Aim of the task | Gather all lines in the data that hold the string "JSON".

Stored rows |
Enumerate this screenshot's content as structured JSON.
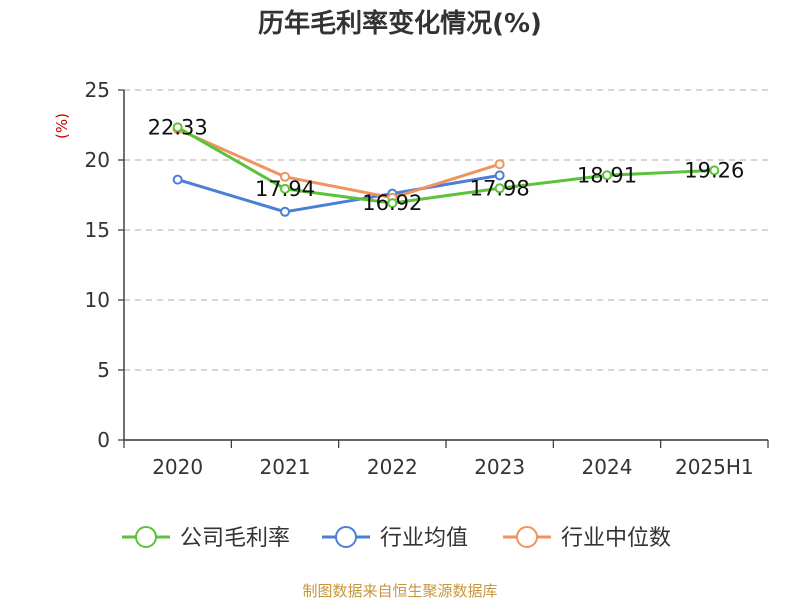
{
  "chart_data": {
    "type": "line",
    "title": "历年毛利率变化情况(%)",
    "unit_label": "(%)",
    "categories": [
      "2020",
      "2021",
      "2022",
      "2023",
      "2024",
      "2025H1"
    ],
    "ylim": [
      0,
      25
    ],
    "yticks": [
      0,
      5,
      10,
      15,
      20,
      25
    ],
    "grid": true,
    "legend_position": "bottom",
    "series": [
      {
        "name": "公司毛利率",
        "color": "#5cc23a",
        "values": [
          22.33,
          17.94,
          16.92,
          17.98,
          18.91,
          19.26
        ],
        "labels": [
          "22.33",
          "17.94",
          "16.92",
          "17.98",
          "18.91",
          "19.26"
        ]
      },
      {
        "name": "行业均值",
        "color": "#4a7fd6",
        "values": [
          18.6,
          16.3,
          17.6,
          18.9,
          null,
          null
        ]
      },
      {
        "name": "行业中位数",
        "color": "#f0935e",
        "values": [
          22.2,
          18.8,
          17.3,
          19.7,
          null,
          null
        ]
      }
    ],
    "source": "制图数据来自恒生聚源数据库"
  }
}
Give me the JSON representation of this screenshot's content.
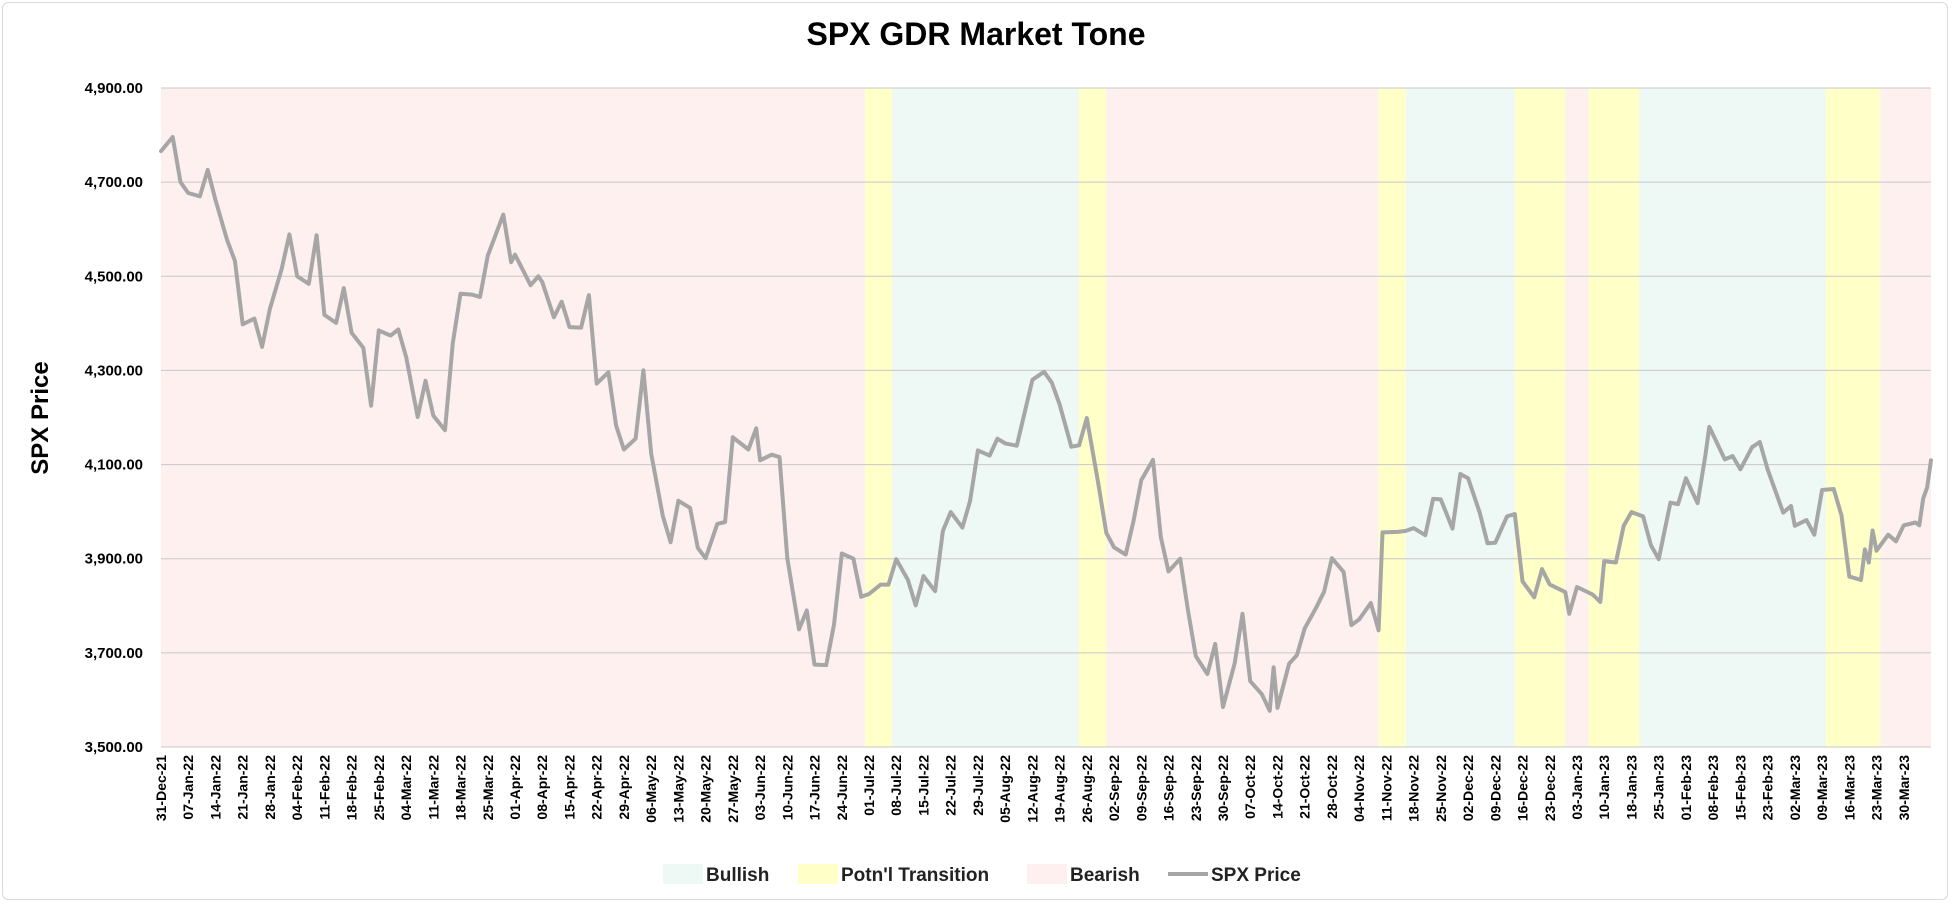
{
  "chart_data": {
    "type": "line",
    "title": "SPX GDR Market Tone",
    "ylabel": "SPX Price",
    "xlabel": "",
    "ylim": [
      3500,
      4900
    ],
    "yticks": [
      3500,
      3700,
      3900,
      4100,
      4300,
      4500,
      4700,
      4900
    ],
    "ytick_labels": [
      "3,500.00",
      "3,700.00",
      "3,900.00",
      "4,100.00",
      "4,300.00",
      "4,500.00",
      "4,700.00",
      "4,900.00"
    ],
    "grid": "horizontal",
    "legend_position": "bottom",
    "x_start": "2021-12-31",
    "x_end": "2023-03-31",
    "x_ticks": [
      "31-Dec-21",
      "07-Jan-22",
      "14-Jan-22",
      "21-Jan-22",
      "28-Jan-22",
      "04-Feb-22",
      "11-Feb-22",
      "18-Feb-22",
      "25-Feb-22",
      "04-Mar-22",
      "11-Mar-22",
      "18-Mar-22",
      "25-Mar-22",
      "01-Apr-22",
      "08-Apr-22",
      "15-Apr-22",
      "22-Apr-22",
      "29-Apr-22",
      "06-May-22",
      "13-May-22",
      "20-May-22",
      "27-May-22",
      "03-Jun-22",
      "10-Jun-22",
      "17-Jun-22",
      "24-Jun-22",
      "01-Jul-22",
      "08-Jul-22",
      "15-Jul-22",
      "22-Jul-22",
      "29-Jul-22",
      "05-Aug-22",
      "12-Aug-22",
      "19-Aug-22",
      "26-Aug-22",
      "02-Sep-22",
      "09-Sep-22",
      "16-Sep-22",
      "23-Sep-22",
      "30-Sep-22",
      "07-Oct-22",
      "14-Oct-22",
      "21-Oct-22",
      "28-Oct-22",
      "04-Nov-22",
      "11-Nov-22",
      "18-Nov-22",
      "25-Nov-22",
      "02-Dec-22",
      "09-Dec-22",
      "16-Dec-22",
      "23-Dec-22",
      "03-Jan-23",
      "10-Jan-23",
      "18-Jan-23",
      "25-Jan-23",
      "01-Feb-23",
      "08-Feb-23",
      "15-Feb-23",
      "23-Feb-23",
      "02-Mar-23",
      "09-Mar-23",
      "16-Mar-23",
      "23-Mar-23",
      "30-Mar-23"
    ],
    "regime_colors": {
      "Bullish": "#eef8f4",
      "Potn'l Transition": "#ffffc8",
      "Bearish": "#fdf0ef"
    },
    "line_color": "#a6a6a6",
    "regimes": [
      {
        "tone": "Bearish",
        "start": "2021-12-31",
        "end": "2022-06-30"
      },
      {
        "tone": "Potn'l Transition",
        "start": "2022-06-30",
        "end": "2022-07-07"
      },
      {
        "tone": "Bullish",
        "start": "2022-07-07",
        "end": "2022-08-24"
      },
      {
        "tone": "Potn'l Transition",
        "start": "2022-08-24",
        "end": "2022-08-31"
      },
      {
        "tone": "Bearish",
        "start": "2022-08-31",
        "end": "2022-11-09"
      },
      {
        "tone": "Potn'l Transition",
        "start": "2022-11-09",
        "end": "2022-11-16"
      },
      {
        "tone": "Bullish",
        "start": "2022-11-16",
        "end": "2022-12-14"
      },
      {
        "tone": "Potn'l Transition",
        "start": "2022-12-14",
        "end": "2022-12-27"
      },
      {
        "tone": "Bearish",
        "start": "2022-12-27",
        "end": "2023-01-02"
      },
      {
        "tone": "Potn'l Transition",
        "start": "2023-01-02",
        "end": "2023-01-15"
      },
      {
        "tone": "Bullish",
        "start": "2023-01-15",
        "end": "2023-03-04"
      },
      {
        "tone": "Potn'l Transition",
        "start": "2023-03-04",
        "end": "2023-03-18"
      },
      {
        "tone": "Bearish",
        "start": "2023-03-18",
        "end": "2023-03-31"
      }
    ],
    "series": [
      {
        "name": "SPX Price",
        "points": [
          [
            "2021-12-31",
            4766
          ],
          [
            "2022-01-03",
            4796
          ],
          [
            "2022-01-05",
            4700
          ],
          [
            "2022-01-07",
            4677
          ],
          [
            "2022-01-10",
            4670
          ],
          [
            "2022-01-12",
            4726
          ],
          [
            "2022-01-14",
            4662
          ],
          [
            "2022-01-17",
            4577
          ],
          [
            "2022-01-19",
            4533
          ],
          [
            "2022-01-21",
            4398
          ],
          [
            "2022-01-24",
            4410
          ],
          [
            "2022-01-26",
            4350
          ],
          [
            "2022-01-28",
            4431
          ],
          [
            "2022-01-31",
            4515
          ],
          [
            "2022-02-02",
            4589
          ],
          [
            "2022-02-04",
            4500
          ],
          [
            "2022-02-07",
            4484
          ],
          [
            "2022-02-09",
            4587
          ],
          [
            "2022-02-11",
            4418
          ],
          [
            "2022-02-14",
            4401
          ],
          [
            "2022-02-16",
            4475
          ],
          [
            "2022-02-18",
            4380
          ],
          [
            "2022-02-21",
            4348
          ],
          [
            "2022-02-23",
            4225
          ],
          [
            "2022-02-25",
            4385
          ],
          [
            "2022-02-28",
            4374
          ],
          [
            "2022-03-02",
            4387
          ],
          [
            "2022-03-04",
            4329
          ],
          [
            "2022-03-07",
            4201
          ],
          [
            "2022-03-09",
            4278
          ],
          [
            "2022-03-11",
            4204
          ],
          [
            "2022-03-14",
            4173
          ],
          [
            "2022-03-16",
            4358
          ],
          [
            "2022-03-18",
            4463
          ],
          [
            "2022-03-21",
            4461
          ],
          [
            "2022-03-23",
            4456
          ],
          [
            "2022-03-25",
            4544
          ],
          [
            "2022-03-29",
            4631
          ],
          [
            "2022-03-31",
            4530
          ],
          [
            "2022-04-01",
            4546
          ],
          [
            "2022-04-05",
            4481
          ],
          [
            "2022-04-07",
            4500
          ],
          [
            "2022-04-08",
            4488
          ],
          [
            "2022-04-11",
            4413
          ],
          [
            "2022-04-13",
            4446
          ],
          [
            "2022-04-15",
            4392
          ],
          [
            "2022-04-18",
            4391
          ],
          [
            "2022-04-20",
            4460
          ],
          [
            "2022-04-22",
            4272
          ],
          [
            "2022-04-25",
            4296
          ],
          [
            "2022-04-27",
            4183
          ],
          [
            "2022-04-29",
            4132
          ],
          [
            "2022-05-02",
            4155
          ],
          [
            "2022-05-04",
            4300
          ],
          [
            "2022-05-06",
            4123
          ],
          [
            "2022-05-09",
            3991
          ],
          [
            "2022-05-11",
            3935
          ],
          [
            "2022-05-13",
            4023
          ],
          [
            "2022-05-16",
            4008
          ],
          [
            "2022-05-18",
            3923
          ],
          [
            "2022-05-20",
            3901
          ],
          [
            "2022-05-23",
            3974
          ],
          [
            "2022-05-25",
            3978
          ],
          [
            "2022-05-27",
            4158
          ],
          [
            "2022-05-31",
            4132
          ],
          [
            "2022-06-02",
            4177
          ],
          [
            "2022-06-03",
            4109
          ],
          [
            "2022-06-06",
            4121
          ],
          [
            "2022-06-08",
            4116
          ],
          [
            "2022-06-10",
            3901
          ],
          [
            "2022-06-13",
            3750
          ],
          [
            "2022-06-15",
            3790
          ],
          [
            "2022-06-17",
            3675
          ],
          [
            "2022-06-20",
            3674
          ],
          [
            "2022-06-22",
            3760
          ],
          [
            "2022-06-24",
            3911
          ],
          [
            "2022-06-27",
            3900
          ],
          [
            "2022-06-29",
            3819
          ],
          [
            "2022-07-01",
            3825
          ],
          [
            "2022-07-04",
            3845
          ],
          [
            "2022-07-06",
            3845
          ],
          [
            "2022-07-08",
            3899
          ],
          [
            "2022-07-11",
            3855
          ],
          [
            "2022-07-13",
            3801
          ],
          [
            "2022-07-15",
            3863
          ],
          [
            "2022-07-18",
            3831
          ],
          [
            "2022-07-20",
            3959
          ],
          [
            "2022-07-22",
            3999
          ],
          [
            "2022-07-25",
            3966
          ],
          [
            "2022-07-27",
            4023
          ],
          [
            "2022-07-29",
            4130
          ],
          [
            "2022-08-01",
            4119
          ],
          [
            "2022-08-03",
            4155
          ],
          [
            "2022-08-05",
            4145
          ],
          [
            "2022-08-08",
            4140
          ],
          [
            "2022-08-10",
            4210
          ],
          [
            "2022-08-12",
            4280
          ],
          [
            "2022-08-15",
            4297
          ],
          [
            "2022-08-17",
            4274
          ],
          [
            "2022-08-19",
            4228
          ],
          [
            "2022-08-22",
            4138
          ],
          [
            "2022-08-24",
            4141
          ],
          [
            "2022-08-26",
            4199
          ],
          [
            "2022-08-29",
            4057
          ],
          [
            "2022-08-31",
            3955
          ],
          [
            "2022-09-02",
            3924
          ],
          [
            "2022-09-05",
            3909
          ],
          [
            "2022-09-07",
            3980
          ],
          [
            "2022-09-09",
            4067
          ],
          [
            "2022-09-12",
            4110
          ],
          [
            "2022-09-14",
            3946
          ],
          [
            "2022-09-16",
            3873
          ],
          [
            "2022-09-19",
            3900
          ],
          [
            "2022-09-21",
            3790
          ],
          [
            "2022-09-23",
            3693
          ],
          [
            "2022-09-26",
            3655
          ],
          [
            "2022-09-28",
            3719
          ],
          [
            "2022-09-30",
            3585
          ],
          [
            "2022-10-03",
            3678
          ],
          [
            "2022-10-05",
            3783
          ],
          [
            "2022-10-07",
            3640
          ],
          [
            "2022-10-10",
            3612
          ],
          [
            "2022-10-12",
            3577
          ],
          [
            "2022-10-13",
            3669
          ],
          [
            "2022-10-14",
            3583
          ],
          [
            "2022-10-17",
            3677
          ],
          [
            "2022-10-19",
            3695
          ],
          [
            "2022-10-21",
            3752
          ],
          [
            "2022-10-24",
            3797
          ],
          [
            "2022-10-26",
            3830
          ],
          [
            "2022-10-28",
            3901
          ],
          [
            "2022-10-31",
            3872
          ],
          [
            "2022-11-02",
            3759
          ],
          [
            "2022-11-04",
            3771
          ],
          [
            "2022-11-07",
            3806
          ],
          [
            "2022-11-09",
            3748
          ],
          [
            "2022-11-10",
            3956
          ],
          [
            "2022-11-14",
            3957
          ],
          [
            "2022-11-16",
            3959
          ],
          [
            "2022-11-18",
            3965
          ],
          [
            "2022-11-21",
            3950
          ],
          [
            "2022-11-23",
            4027
          ],
          [
            "2022-11-25",
            4026
          ],
          [
            "2022-11-28",
            3964
          ],
          [
            "2022-11-30",
            4080
          ],
          [
            "2022-12-02",
            4071
          ],
          [
            "2022-12-05",
            3998
          ],
          [
            "2022-12-07",
            3933
          ],
          [
            "2022-12-09",
            3934
          ],
          [
            "2022-12-12",
            3990
          ],
          [
            "2022-12-14",
            3995
          ],
          [
            "2022-12-16",
            3852
          ],
          [
            "2022-12-19",
            3818
          ],
          [
            "2022-12-21",
            3878
          ],
          [
            "2022-12-23",
            3845
          ],
          [
            "2022-12-27",
            3829
          ],
          [
            "2022-12-28",
            3783
          ],
          [
            "2022-12-30",
            3840
          ],
          [
            "2023-01-03",
            3824
          ],
          [
            "2023-01-05",
            3808
          ],
          [
            "2023-01-06",
            3895
          ],
          [
            "2023-01-09",
            3892
          ],
          [
            "2023-01-11",
            3970
          ],
          [
            "2023-01-13",
            3999
          ],
          [
            "2023-01-16",
            3990
          ],
          [
            "2023-01-18",
            3929
          ],
          [
            "2023-01-20",
            3899
          ],
          [
            "2023-01-23",
            4019
          ],
          [
            "2023-01-25",
            4016
          ],
          [
            "2023-01-27",
            4071
          ],
          [
            "2023-01-30",
            4018
          ],
          [
            "2023-02-01",
            4120
          ],
          [
            "2023-02-02",
            4180
          ],
          [
            "2023-02-06",
            4111
          ],
          [
            "2023-02-08",
            4118
          ],
          [
            "2023-02-10",
            4090
          ],
          [
            "2023-02-13",
            4137
          ],
          [
            "2023-02-15",
            4148
          ],
          [
            "2023-02-17",
            4090
          ],
          [
            "2023-02-21",
            3998
          ],
          [
            "2023-02-23",
            4012
          ],
          [
            "2023-02-24",
            3970
          ],
          [
            "2023-02-27",
            3982
          ],
          [
            "2023-03-01",
            3951
          ],
          [
            "2023-03-03",
            4046
          ],
          [
            "2023-03-06",
            4048
          ],
          [
            "2023-03-08",
            3992
          ],
          [
            "2023-03-10",
            3862
          ],
          [
            "2023-03-13",
            3855
          ],
          [
            "2023-03-14",
            3920
          ],
          [
            "2023-03-15",
            3892
          ],
          [
            "2023-03-16",
            3960
          ],
          [
            "2023-03-17",
            3917
          ],
          [
            "2023-03-20",
            3951
          ],
          [
            "2023-03-22",
            3937
          ],
          [
            "2023-03-24",
            3971
          ],
          [
            "2023-03-27",
            3977
          ],
          [
            "2023-03-28",
            3971
          ],
          [
            "2023-03-29",
            4028
          ],
          [
            "2023-03-30",
            4051
          ],
          [
            "2023-03-31",
            4109
          ]
        ]
      }
    ],
    "legend": [
      "Bullish",
      "Potn'l Transition",
      "Bearish",
      "SPX Price"
    ]
  }
}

Exercise solution |
Enumerate this screenshot's content as structured JSON.
Give me the JSON representation of this screenshot's content.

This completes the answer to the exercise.